-------- SUPPLIED INFORMATION
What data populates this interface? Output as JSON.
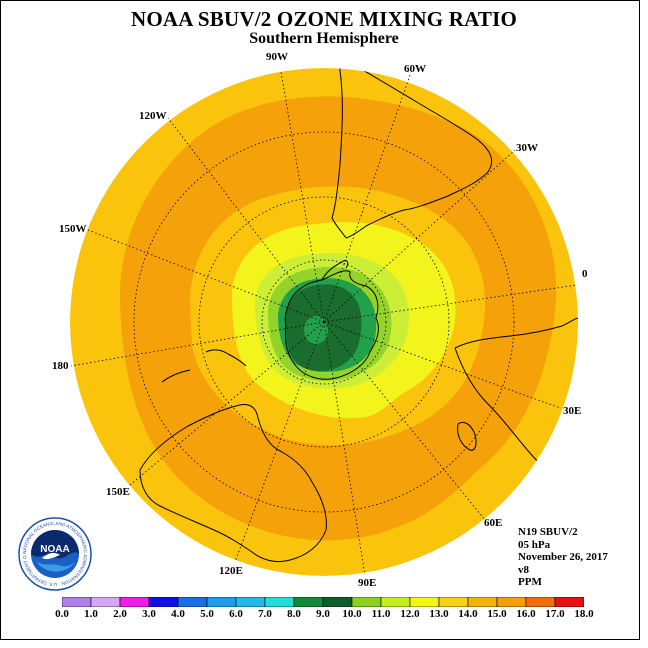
{
  "header": {
    "title": "NOAA SBUV/2 OZONE MIXING RATIO",
    "subtitle": "Southern Hemisphere"
  },
  "longitude_labels": {
    "lon_90w": "90W",
    "lon_60w": "60W",
    "lon_30w": "30W",
    "lon_120w": "120W",
    "lon_150w": "150W",
    "lon_0": "0",
    "lon_180": "180",
    "lon_30e": "30E",
    "lon_60e": "60E",
    "lon_90e": "90E",
    "lon_120e": "120E",
    "lon_150e": "150E"
  },
  "info": {
    "satellite": "N19 SBUV/2",
    "level": "05 hPa",
    "date": "November 26, 2017",
    "version": "v8",
    "units": "PPM"
  },
  "colorbar": {
    "labels": [
      "0.0",
      "1.0",
      "2.0",
      "3.0",
      "4.0",
      "5.0",
      "6.0",
      "7.0",
      "8.0",
      "9.0",
      "10.0",
      "11.0",
      "12.0",
      "13.0",
      "14.0",
      "15.0",
      "16.0",
      "17.0",
      "18.0"
    ],
    "colors": [
      "#b07fe8",
      "#d6a7f2",
      "#ee1ee8",
      "#1010e6",
      "#1a6ee6",
      "#1e9bea",
      "#22b8ea",
      "#22ddd6",
      "#138a3a",
      "#0b5e2b",
      "#8cd11e",
      "#c4ee1e",
      "#f4f512",
      "#f8d015",
      "#f5b308",
      "#f59e08",
      "#f26d0e",
      "#e81010",
      "#7a5236"
    ]
  },
  "logo": {
    "text": "NOAA",
    "ring_text": "NATIONAL OCEANIC AND ATMOSPHERIC ADMINISTRATION · U.S. DEPARTMENT OF COMMERCE"
  },
  "map_data": {
    "projection": "south polar stereographic",
    "contour_colors": {
      "c13_14": "#fbc40c",
      "c14_15": "#f5a10a",
      "c12_13": "#f3f41c",
      "c11_12": "#cdee36",
      "c10_11": "#94d32a",
      "c9_10": "#1a6d2f",
      "c8_9": "#22a04a"
    },
    "graticule": "dotted",
    "coastline_color": "#000000"
  }
}
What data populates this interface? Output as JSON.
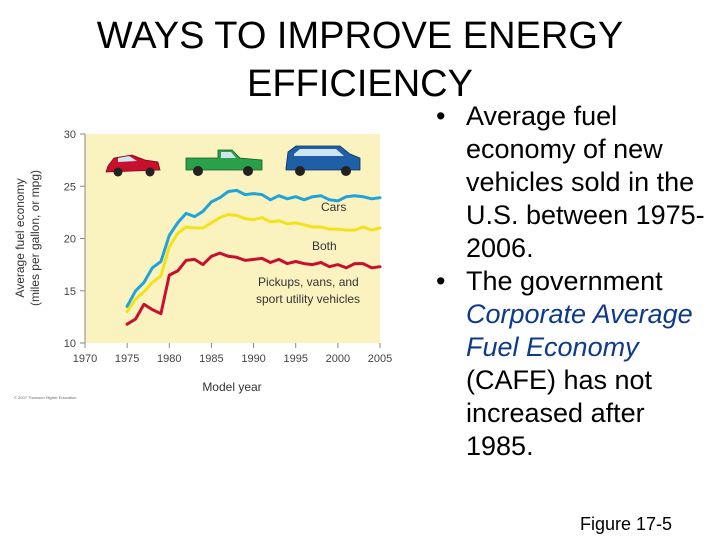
{
  "slide": {
    "title_line1": "WAYS TO IMPROVE ENERGY",
    "title_line2": "EFFICIENCY",
    "bullet_symbol": "•",
    "bullet1": "Average fuel economy of new vehicles sold in the U.S. between 1975-2006.",
    "bullet2_part1": "The government ",
    "bullet2_emph": "Corporate Average Fuel Economy",
    "bullet2_part2": " (CAFE) has not increased after 1985.",
    "figure_label": "Figure 17-5",
    "copyright": "© 2007 Thomson Higher Education"
  },
  "colors": {
    "plot_bg": "#faf3c0",
    "cars": "#1fa3d8",
    "both": "#f3e21b",
    "trucks": "#c8102e",
    "emphasis": "#0d3a8a"
  },
  "chart_data": {
    "type": "line",
    "title": "",
    "xlabel": "Model year",
    "ylabel": "Average fuel economy (miles per gallon, or mpg)",
    "xlim": [
      1970,
      2005
    ],
    "ylim": [
      10,
      30
    ],
    "x_ticks": [
      1970,
      1975,
      1980,
      1985,
      1990,
      1995,
      2000,
      2005
    ],
    "y_ticks": [
      10,
      15,
      20,
      25,
      30
    ],
    "series": [
      {
        "name": "Cars",
        "color": "#1fa3d8",
        "x": [
          1975,
          1976,
          1977,
          1978,
          1979,
          1980,
          1981,
          1982,
          1983,
          1984,
          1985,
          1986,
          1987,
          1988,
          1989,
          1990,
          1991,
          1992,
          1993,
          1994,
          1995,
          1996,
          1997,
          1998,
          1999,
          2000,
          2001,
          2002,
          2003,
          2004,
          2005
        ],
        "values": [
          13.5,
          15.0,
          15.8,
          17.2,
          17.8,
          20.3,
          21.5,
          22.4,
          22.1,
          22.6,
          23.5,
          23.9,
          24.5,
          24.6,
          24.2,
          24.3,
          24.2,
          23.7,
          24.1,
          23.8,
          24.0,
          23.7,
          24.0,
          24.1,
          23.7,
          23.6,
          24.0,
          24.1,
          24.0,
          23.8,
          23.9
        ]
      },
      {
        "name": "Both",
        "color": "#f3e21b",
        "x": [
          1975,
          1976,
          1977,
          1978,
          1979,
          1980,
          1981,
          1982,
          1983,
          1984,
          1985,
          1986,
          1987,
          1988,
          1989,
          1990,
          1991,
          1992,
          1993,
          1994,
          1995,
          1996,
          1997,
          1998,
          1999,
          2000,
          2001,
          2002,
          2003,
          2004,
          2005
        ],
        "values": [
          13.0,
          14.2,
          14.9,
          15.8,
          16.4,
          19.2,
          20.5,
          21.1,
          21.0,
          21.0,
          21.5,
          22.0,
          22.3,
          22.2,
          21.9,
          21.8,
          22.0,
          21.6,
          21.7,
          21.4,
          21.5,
          21.3,
          21.1,
          21.1,
          20.9,
          20.9,
          20.8,
          20.8,
          21.1,
          20.8,
          21.0
        ]
      },
      {
        "name": "Pickups, vans, and sport utility vehicles",
        "color": "#c8102e",
        "x": [
          1975,
          1976,
          1977,
          1978,
          1979,
          1980,
          1981,
          1982,
          1983,
          1984,
          1985,
          1986,
          1987,
          1988,
          1989,
          1990,
          1991,
          1992,
          1993,
          1994,
          1995,
          1996,
          1997,
          1998,
          1999,
          2000,
          2001,
          2002,
          2003,
          2004,
          2005
        ],
        "values": [
          11.8,
          12.3,
          13.7,
          13.2,
          12.8,
          16.5,
          16.9,
          17.9,
          18.0,
          17.5,
          18.3,
          18.6,
          18.3,
          18.2,
          17.9,
          18.0,
          18.1,
          17.7,
          18.0,
          17.6,
          17.8,
          17.6,
          17.5,
          17.7,
          17.3,
          17.5,
          17.2,
          17.6,
          17.6,
          17.2,
          17.3
        ]
      }
    ],
    "annotations": [
      "Cars",
      "Both",
      "Pickups, vans, and",
      "sport utility vehicles"
    ]
  }
}
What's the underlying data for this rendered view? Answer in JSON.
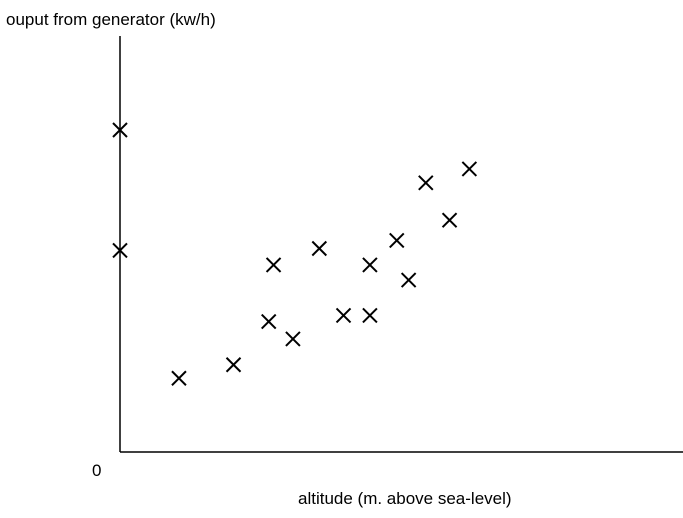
{
  "chart_data": {
    "type": "scatter",
    "title": "",
    "ylabel": "ouput from generator (kw/h)",
    "xlabel": "altitude (m. above sea-level)",
    "origin_label": "0",
    "xlim": [
      0,
      100
    ],
    "ylim": [
      0,
      100
    ],
    "grid": false,
    "legend": "none",
    "marker": "x",
    "series": [
      {
        "points": [
          {
            "x": 0.0,
            "y": 100.0
          },
          {
            "x": 0.0,
            "y": 62.6
          },
          {
            "x": 13.4,
            "y": 22.9
          },
          {
            "x": 25.8,
            "y": 27.1
          },
          {
            "x": 33.8,
            "y": 40.5
          },
          {
            "x": 34.9,
            "y": 58.1
          },
          {
            "x": 39.3,
            "y": 35.1
          },
          {
            "x": 45.3,
            "y": 63.2
          },
          {
            "x": 50.8,
            "y": 42.4
          },
          {
            "x": 56.8,
            "y": 42.4
          },
          {
            "x": 56.8,
            "y": 58.1
          },
          {
            "x": 62.9,
            "y": 65.7
          },
          {
            "x": 65.6,
            "y": 53.4
          },
          {
            "x": 69.5,
            "y": 83.6
          },
          {
            "x": 74.9,
            "y": 72.0
          },
          {
            "x": 79.4,
            "y": 87.9
          }
        ]
      }
    ],
    "colors": {
      "axis": "#000000",
      "marker": "#000000"
    }
  }
}
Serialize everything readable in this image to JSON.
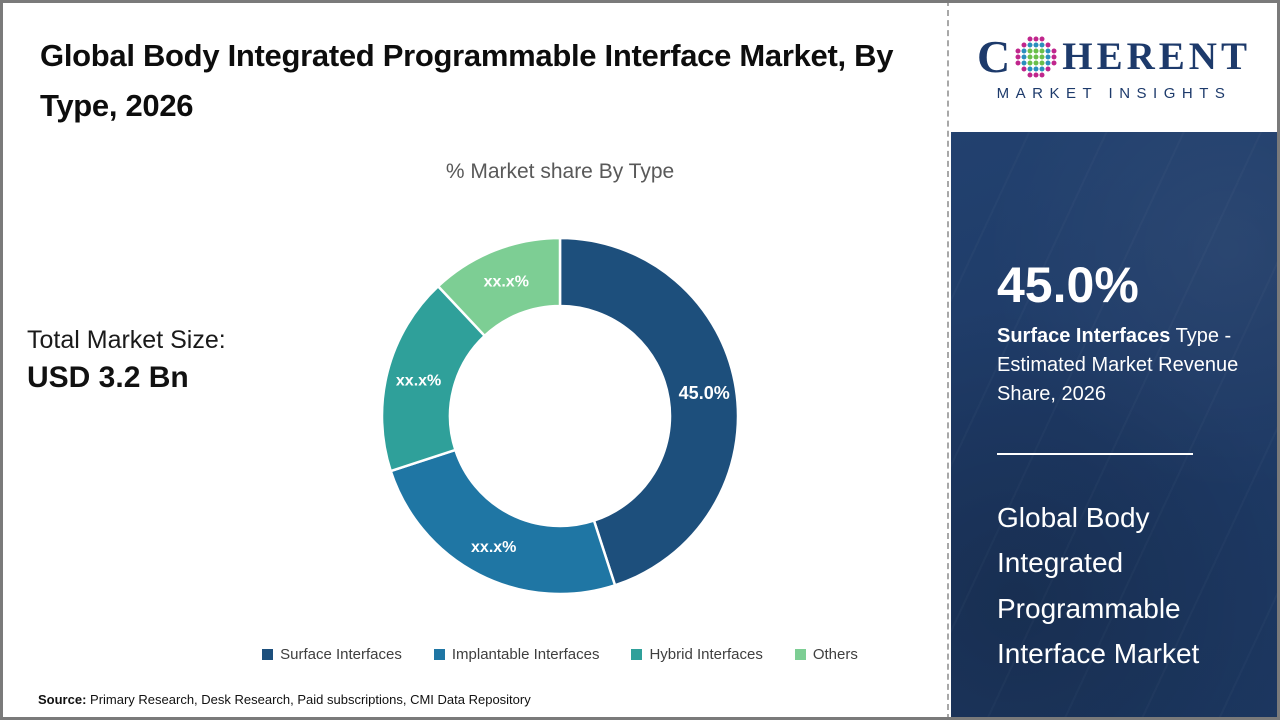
----------------
▸ TASK PROMPT:
Return all of the data exactly as written, and drop the pictures.

▸ EXERCISE OUTPUT:
What data populates this interface? Output as JSON.
{
  "header": {
    "title": "NOAA SBUV/2 OZONE MIXING RATIO",
    "subtitle": "Southern Hemisphere"
  },
  "longitude_labels": {
    "lon_90w": "90W",
    "lon_60w": "60W",
    "lon_30w": "30W",
    "lon_120w": "120W",
    "lon_150w": "150W",
    "lon_0": "0",
    "lon_180": "180",
    "lon_30e": "30E",
    "lon_60e": "60E",
    "lon_90e": "90E",
    "lon_120e": "120E",
    "lon_150e": "150E"
  },
  "info": {
    "satellite": "N19 SBUV/2",
    "level": "05 hPa",
    "date": "November 26, 2017",
    "version": "v8",
    "units": "PPM"
  },
  "colorbar": {
    "labels": [
      "0.0",
      "1.0",
      "2.0",
      "3.0",
      "4.0",
      "5.0",
      "6.0",
      "7.0",
      "8.0",
      "9.0",
      "10.0",
      "11.0",
      "12.0",
      "13.0",
      "14.0",
      "15.0",
      "16.0",
      "17.0",
      "18.0"
    ],
    "colors": [
      "#b07fe8",
      "#d6a7f2",
      "#ee1ee8",
      "#1010e6",
      "#1a6ee6",
      "#1e9bea",
      "#22b8ea",
      "#22ddd6",
      "#138a3a",
      "#0b5e2b",
      "#8cd11e",
      "#c4ee1e",
      "#f4f512",
      "#f8d015",
      "#f5b308",
      "#f59e08",
      "#f26d0e",
      "#e81010",
      "#7a5236"
    ]
  },
  "logo": {
    "text": "NOAA",
    "ring_text": "NATIONAL OCEANIC AND ATMOSPHERIC ADMINISTRATION · U.S. DEPARTMENT OF COMMERCE"
  },
  "map_data": {
    "projection": "south polar stereographic",
    "contour_colors": {
      "c13_14": "#fbc40c",
      "c14_15": "#f5a10a",
      "c12_13": "#f3f41c",
      "c11_12": "#cdee36",
      "c10_11": "#94d32a",
      "c9_10": "#1a6d2f",
      "c8_9": "#22a04a"
    },
    "graticule": "dotted",
    "coastline_color": "#000000"
  }
}
What data populates this interface? Output as JSON.
{
  "slide": {
    "title_line1": "WAYS TO IMPROVE ENERGY",
    "title_line2": "EFFICIENCY",
    "bullet_symbol": "•",
    "bullet1": "Average fuel economy of new vehicles sold in the U.S. between 1975-2006.",
    "bullet2_part1": "The government ",
    "bullet2_emph": "Corporate Average Fuel Economy",
    "bullet2_part2": " (CAFE) has not increased after 1985.",
    "figure_label": "Figure 17-5",
    "copyright": "© 2007 Thomson Higher Education"
  },
  "colors": {
    "plot_bg": "#faf3c0",
    "cars": "#1fa3d8",
    "both": "#f3e21b",
    "trucks": "#c8102e",
    "emphasis": "#0d3a8a"
  },
  "chart_data": {
    "type": "line",
    "title": "",
    "xlabel": "Model year",
    "ylabel": "Average fuel economy (miles per gallon, or mpg)",
    "xlim": [
      1970,
      2005
    ],
    "ylim": [
      10,
      30
    ],
    "x_ticks": [
      1970,
      1975,
      1980,
      1985,
      1990,
      1995,
      2000,
      2005
    ],
    "y_ticks": [
      10,
      15,
      20,
      25,
      30
    ],
    "series": [
      {
        "name": "Cars",
        "color": "#1fa3d8",
        "x": [
          1975,
          1976,
          1977,
          1978,
          1979,
          1980,
          1981,
          1982,
          1983,
          1984,
          1985,
          1986,
          1987,
          1988,
          1989,
          1990,
          1991,
          1992,
          1993,
          1994,
          1995,
          1996,
          1997,
          1998,
          1999,
          2000,
          2001,
          2002,
          2003,
          2004,
          2005
        ],
        "values": [
          13.5,
          15.0,
          15.8,
          17.2,
          17.8,
          20.3,
          21.5,
          22.4,
          22.1,
          22.6,
          23.5,
          23.9,
          24.5,
          24.6,
          24.2,
          24.3,
          24.2,
          23.7,
          24.1,
          23.8,
          24.0,
          23.7,
          24.0,
          24.1,
          23.7,
          23.6,
          24.0,
          24.1,
          24.0,
          23.8,
          23.9
        ]
      },
      {
        "name": "Both",
        "color": "#f3e21b",
        "x": [
          1975,
          1976,
          1977,
          1978,
          1979,
          1980,
          1981,
          1982,
          1983,
          1984,
          1985,
          1986,
          1987,
          1988,
          1989,
          1990,
          1991,
          1992,
          1993,
          1994,
          1995,
          1996,
          1997,
          1998,
          1999,
          2000,
          2001,
          2002,
          2003,
          2004,
          2005
        ],
        "values": [
          13.0,
          14.2,
          14.9,
          15.8,
          16.4,
          19.2,
          20.5,
          21.1,
          21.0,
          21.0,
          21.5,
          22.0,
          22.3,
          22.2,
          21.9,
          21.8,
          22.0,
          21.6,
          21.7,
          21.4,
          21.5,
          21.3,
          21.1,
          21.1,
          20.9,
          20.9,
          20.8,
          20.8,
          21.1,
          20.8,
          21.0
        ]
      },
      {
        "name": "Pickups, vans, and sport utility vehicles",
        "color": "#c8102e",
        "x": [
          1975,
          1976,
          1977,
          1978,
          1979,
          1980,
          1981,
          1982,
          1983,
          1984,
          1985,
          1986,
          1987,
          1988,
          1989,
          1990,
          1991,
          1992,
          1993,
          1994,
          1995,
          1996,
          1997,
          1998,
          1999,
          2000,
          2001,
          2002,
          2003,
          2004,
          2005
        ],
        "values": [
          11.8,
          12.3,
          13.7,
          13.2,
          12.8,
          16.5,
          16.9,
          17.9,
          18.0,
          17.5,
          18.3,
          18.6,
          18.3,
          18.2,
          17.9,
          18.0,
          18.1,
          17.7,
          18.0,
          17.6,
          17.8,
          17.6,
          17.5,
          17.7,
          17.3,
          17.5,
          17.2,
          17.6,
          17.6,
          17.2,
          17.3
        ]
      }
    ],
    "annotations": [
      "Cars",
      "Both",
      "Pickups, vans, and",
      "sport utility vehicles"
    ]
  }
}
What's the underlying data for this rendered view? Answer in JSON.
{
  "chart_data": {
    "type": "scatter",
    "title": "",
    "ylabel": "ouput from generator (kw/h)",
    "xlabel": "altitude (m. above sea-level)",
    "origin_label": "0",
    "xlim": [
      0,
      100
    ],
    "ylim": [
      0,
      100
    ],
    "grid": false,
    "legend": "none",
    "marker": "x",
    "series": [
      {
        "points": [
          {
            "x": 0.0,
            "y": 100.0
          },
          {
            "x": 0.0,
            "y": 62.6
          },
          {
            "x": 13.4,
            "y": 22.9
          },
          {
            "x": 25.8,
            "y": 27.1
          },
          {
            "x": 33.8,
            "y": 40.5
          },
          {
            "x": 34.9,
            "y": 58.1
          },
          {
            "x": 39.3,
            "y": 35.1
          },
          {
            "x": 45.3,
            "y": 63.2
          },
          {
            "x": 50.8,
            "y": 42.4
          },
          {
            "x": 56.8,
            "y": 42.4
          },
          {
            "x": 56.8,
            "y": 58.1
          },
          {
            "x": 62.9,
            "y": 65.7
          },
          {
            "x": 65.6,
            "y": 53.4
          },
          {
            "x": 69.5,
            "y": 83.6
          },
          {
            "x": 74.9,
            "y": 72.0
          },
          {
            "x": 79.4,
            "y": 87.9
          }
        ]
      }
    ],
    "colors": {
      "axis": "#000000",
      "marker": "#000000"
    }
  }
}
Serialize everything readable in this image to JSON.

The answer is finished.